• Short exercise: Return the material word for word. Do not include the pictures.

• Data to use:
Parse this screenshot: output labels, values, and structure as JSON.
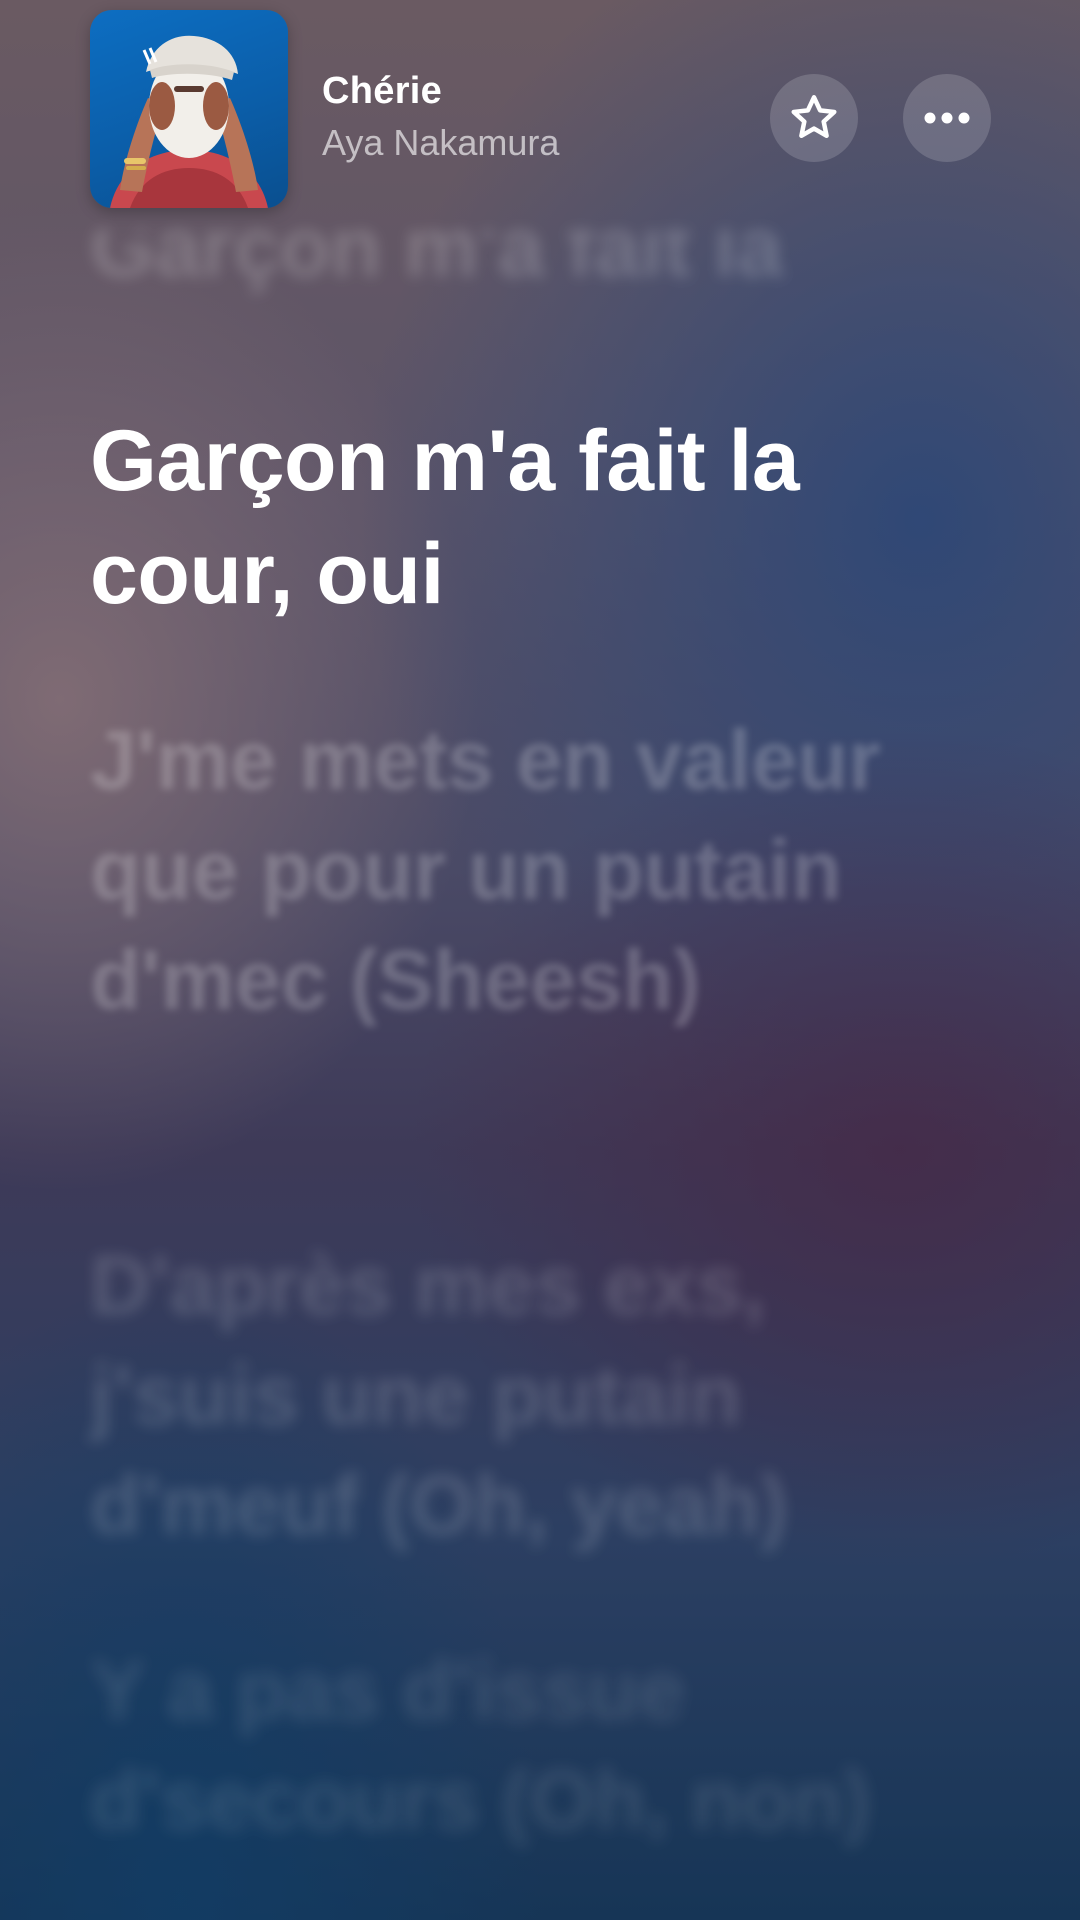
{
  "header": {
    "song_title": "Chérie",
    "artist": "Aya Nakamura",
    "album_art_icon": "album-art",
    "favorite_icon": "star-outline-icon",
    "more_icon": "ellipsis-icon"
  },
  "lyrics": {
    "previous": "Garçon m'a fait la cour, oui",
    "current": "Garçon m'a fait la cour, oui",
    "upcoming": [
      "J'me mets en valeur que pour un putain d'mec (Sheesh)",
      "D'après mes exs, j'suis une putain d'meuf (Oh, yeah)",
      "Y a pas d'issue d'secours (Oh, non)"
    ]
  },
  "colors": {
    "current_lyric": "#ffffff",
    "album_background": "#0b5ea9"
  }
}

• Worked solution:
Parse this screenshot: output labels, values, and structure as JSON.
{
  "header": {
    "song_title": "Chérie",
    "artist": "Aya Nakamura",
    "album_art_icon": "album-art",
    "favorite_icon": "star-outline-icon",
    "more_icon": "ellipsis-icon"
  },
  "lyrics": {
    "previous": "Garçon m'a fait la cour, oui",
    "current": "Garçon m'a fait la cour, oui",
    "upcoming": [
      "J'me mets en valeur que pour un putain d'mec (Sheesh)",
      "D'après mes exs, j'suis une putain d'meuf (Oh, yeah)",
      "Y a pas d'issue d'secours (Oh, non)"
    ]
  },
  "colors": {
    "current_lyric": "#ffffff",
    "album_background": "#0b5ea9"
  }
}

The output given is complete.